┏━━
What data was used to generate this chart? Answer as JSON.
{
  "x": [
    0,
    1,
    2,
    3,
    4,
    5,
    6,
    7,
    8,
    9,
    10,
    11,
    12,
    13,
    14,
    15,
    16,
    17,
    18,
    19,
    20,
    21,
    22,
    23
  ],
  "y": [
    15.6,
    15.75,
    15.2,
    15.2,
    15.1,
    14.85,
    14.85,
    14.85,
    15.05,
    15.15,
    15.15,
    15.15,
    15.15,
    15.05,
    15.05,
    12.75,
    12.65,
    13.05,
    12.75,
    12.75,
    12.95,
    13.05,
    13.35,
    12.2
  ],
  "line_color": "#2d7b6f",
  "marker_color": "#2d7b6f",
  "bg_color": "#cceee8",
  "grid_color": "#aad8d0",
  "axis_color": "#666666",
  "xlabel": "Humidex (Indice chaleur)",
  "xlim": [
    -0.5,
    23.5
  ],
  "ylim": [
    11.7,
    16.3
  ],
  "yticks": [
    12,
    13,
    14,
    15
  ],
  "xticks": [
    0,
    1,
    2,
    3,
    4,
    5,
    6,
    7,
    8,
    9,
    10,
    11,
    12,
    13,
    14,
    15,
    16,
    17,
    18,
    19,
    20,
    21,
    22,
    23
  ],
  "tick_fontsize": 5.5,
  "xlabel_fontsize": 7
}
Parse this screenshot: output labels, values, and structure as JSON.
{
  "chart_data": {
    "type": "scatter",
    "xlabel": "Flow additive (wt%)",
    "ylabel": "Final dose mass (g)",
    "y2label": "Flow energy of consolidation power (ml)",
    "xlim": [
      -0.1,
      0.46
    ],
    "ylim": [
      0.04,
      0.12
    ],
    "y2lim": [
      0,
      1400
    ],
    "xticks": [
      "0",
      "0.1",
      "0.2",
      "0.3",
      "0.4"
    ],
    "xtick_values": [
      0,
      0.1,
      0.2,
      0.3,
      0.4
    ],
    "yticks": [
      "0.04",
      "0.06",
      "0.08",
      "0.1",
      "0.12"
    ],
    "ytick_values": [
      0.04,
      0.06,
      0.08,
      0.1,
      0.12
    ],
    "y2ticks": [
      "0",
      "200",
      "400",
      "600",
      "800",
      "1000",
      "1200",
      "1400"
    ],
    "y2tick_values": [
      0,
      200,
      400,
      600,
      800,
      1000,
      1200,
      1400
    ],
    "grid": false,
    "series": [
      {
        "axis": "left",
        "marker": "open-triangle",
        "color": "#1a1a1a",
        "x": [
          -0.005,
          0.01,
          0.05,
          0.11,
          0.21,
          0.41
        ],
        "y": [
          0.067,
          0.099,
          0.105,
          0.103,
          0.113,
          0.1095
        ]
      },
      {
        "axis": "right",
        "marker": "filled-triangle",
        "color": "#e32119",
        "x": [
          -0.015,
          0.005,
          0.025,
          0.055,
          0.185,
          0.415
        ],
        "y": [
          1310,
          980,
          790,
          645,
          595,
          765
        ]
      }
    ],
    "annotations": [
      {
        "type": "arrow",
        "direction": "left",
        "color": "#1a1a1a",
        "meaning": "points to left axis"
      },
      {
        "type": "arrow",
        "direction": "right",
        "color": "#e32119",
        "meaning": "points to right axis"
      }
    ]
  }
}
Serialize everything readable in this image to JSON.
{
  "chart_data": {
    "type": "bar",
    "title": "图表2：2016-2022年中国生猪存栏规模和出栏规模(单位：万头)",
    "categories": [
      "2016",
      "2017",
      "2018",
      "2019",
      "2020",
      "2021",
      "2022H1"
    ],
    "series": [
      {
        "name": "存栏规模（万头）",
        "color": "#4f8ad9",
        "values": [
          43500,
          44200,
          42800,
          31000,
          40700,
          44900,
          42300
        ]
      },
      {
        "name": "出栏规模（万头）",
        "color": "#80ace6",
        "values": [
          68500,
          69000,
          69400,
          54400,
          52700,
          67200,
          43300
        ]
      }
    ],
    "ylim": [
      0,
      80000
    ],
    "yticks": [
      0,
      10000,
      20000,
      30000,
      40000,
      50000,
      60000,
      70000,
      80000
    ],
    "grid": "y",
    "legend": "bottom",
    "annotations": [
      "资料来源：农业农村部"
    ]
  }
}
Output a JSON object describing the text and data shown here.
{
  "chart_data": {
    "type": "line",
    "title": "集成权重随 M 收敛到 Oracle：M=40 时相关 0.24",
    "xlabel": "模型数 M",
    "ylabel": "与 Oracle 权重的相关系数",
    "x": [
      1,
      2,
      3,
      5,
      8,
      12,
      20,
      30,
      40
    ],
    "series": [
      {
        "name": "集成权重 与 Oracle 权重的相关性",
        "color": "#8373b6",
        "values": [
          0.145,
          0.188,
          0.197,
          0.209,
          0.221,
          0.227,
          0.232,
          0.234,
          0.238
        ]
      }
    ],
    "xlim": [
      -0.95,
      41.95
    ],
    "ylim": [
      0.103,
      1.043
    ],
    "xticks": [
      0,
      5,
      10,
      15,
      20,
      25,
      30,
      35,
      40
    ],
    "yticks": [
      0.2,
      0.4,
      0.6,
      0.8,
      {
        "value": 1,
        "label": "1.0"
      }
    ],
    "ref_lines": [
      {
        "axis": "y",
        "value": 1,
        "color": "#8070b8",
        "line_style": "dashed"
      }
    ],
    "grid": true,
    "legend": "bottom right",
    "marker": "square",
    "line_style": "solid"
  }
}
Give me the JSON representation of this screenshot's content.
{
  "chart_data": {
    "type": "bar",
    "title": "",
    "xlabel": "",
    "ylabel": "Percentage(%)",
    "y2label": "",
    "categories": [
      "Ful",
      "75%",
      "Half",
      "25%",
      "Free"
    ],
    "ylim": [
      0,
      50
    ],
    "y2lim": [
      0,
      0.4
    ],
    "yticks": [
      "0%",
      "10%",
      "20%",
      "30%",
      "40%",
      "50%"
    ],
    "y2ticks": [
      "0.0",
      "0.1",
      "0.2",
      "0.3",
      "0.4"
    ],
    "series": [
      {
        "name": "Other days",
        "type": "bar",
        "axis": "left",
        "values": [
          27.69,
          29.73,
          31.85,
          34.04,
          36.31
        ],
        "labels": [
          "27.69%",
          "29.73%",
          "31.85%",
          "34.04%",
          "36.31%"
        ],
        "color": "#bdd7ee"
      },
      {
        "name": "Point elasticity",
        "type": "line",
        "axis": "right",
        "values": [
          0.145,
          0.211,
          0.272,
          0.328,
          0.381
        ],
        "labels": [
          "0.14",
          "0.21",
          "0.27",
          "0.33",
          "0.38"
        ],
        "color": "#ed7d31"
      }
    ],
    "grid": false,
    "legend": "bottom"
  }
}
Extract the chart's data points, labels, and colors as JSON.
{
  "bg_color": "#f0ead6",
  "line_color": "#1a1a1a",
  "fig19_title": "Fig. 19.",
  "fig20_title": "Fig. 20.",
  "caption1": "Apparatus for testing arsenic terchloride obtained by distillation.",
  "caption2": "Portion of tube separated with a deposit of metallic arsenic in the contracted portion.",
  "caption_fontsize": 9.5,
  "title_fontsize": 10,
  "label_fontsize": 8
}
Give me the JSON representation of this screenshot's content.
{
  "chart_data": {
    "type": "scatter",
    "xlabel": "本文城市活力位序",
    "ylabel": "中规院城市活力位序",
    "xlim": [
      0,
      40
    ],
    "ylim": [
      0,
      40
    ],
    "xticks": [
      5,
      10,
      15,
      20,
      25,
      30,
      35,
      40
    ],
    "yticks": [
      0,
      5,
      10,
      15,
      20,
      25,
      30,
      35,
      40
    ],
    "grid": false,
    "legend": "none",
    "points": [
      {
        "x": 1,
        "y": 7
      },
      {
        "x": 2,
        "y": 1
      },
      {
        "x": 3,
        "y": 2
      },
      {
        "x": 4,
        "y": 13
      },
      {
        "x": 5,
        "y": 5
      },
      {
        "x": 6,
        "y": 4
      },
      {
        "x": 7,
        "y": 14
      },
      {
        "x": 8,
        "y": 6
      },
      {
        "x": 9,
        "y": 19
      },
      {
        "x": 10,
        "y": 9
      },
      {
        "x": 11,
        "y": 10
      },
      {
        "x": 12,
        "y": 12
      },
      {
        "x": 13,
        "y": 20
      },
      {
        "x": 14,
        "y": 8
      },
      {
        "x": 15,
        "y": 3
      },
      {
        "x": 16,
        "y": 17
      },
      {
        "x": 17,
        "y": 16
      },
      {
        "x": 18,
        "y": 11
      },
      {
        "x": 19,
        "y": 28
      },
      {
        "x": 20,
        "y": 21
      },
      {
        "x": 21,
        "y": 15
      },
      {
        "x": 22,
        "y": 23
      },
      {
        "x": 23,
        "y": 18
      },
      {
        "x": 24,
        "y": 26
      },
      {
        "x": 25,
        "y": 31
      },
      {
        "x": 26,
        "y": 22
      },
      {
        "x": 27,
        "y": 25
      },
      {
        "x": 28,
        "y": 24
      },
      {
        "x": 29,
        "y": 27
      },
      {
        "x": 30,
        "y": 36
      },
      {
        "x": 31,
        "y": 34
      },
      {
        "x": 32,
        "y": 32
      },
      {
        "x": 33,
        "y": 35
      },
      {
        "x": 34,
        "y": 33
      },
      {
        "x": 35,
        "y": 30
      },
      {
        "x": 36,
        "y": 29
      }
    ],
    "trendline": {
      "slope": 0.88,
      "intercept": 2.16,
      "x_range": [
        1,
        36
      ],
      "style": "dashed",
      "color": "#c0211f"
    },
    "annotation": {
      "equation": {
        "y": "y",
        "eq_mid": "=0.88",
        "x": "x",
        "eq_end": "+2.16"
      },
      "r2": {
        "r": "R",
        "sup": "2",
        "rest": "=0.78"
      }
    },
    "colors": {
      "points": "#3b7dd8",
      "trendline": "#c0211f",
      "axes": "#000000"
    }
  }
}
┗━━
Scan the material and collect every line that contains "Oracle".

Answer for the task:
    "title": "集成权重随 M 收敛到 Oracle：M=40 时相关 0.24",
    "ylabel": "与 Oracle 权重的相关系数",
        "name": "集成权重 与 Oracle 权重的相关性",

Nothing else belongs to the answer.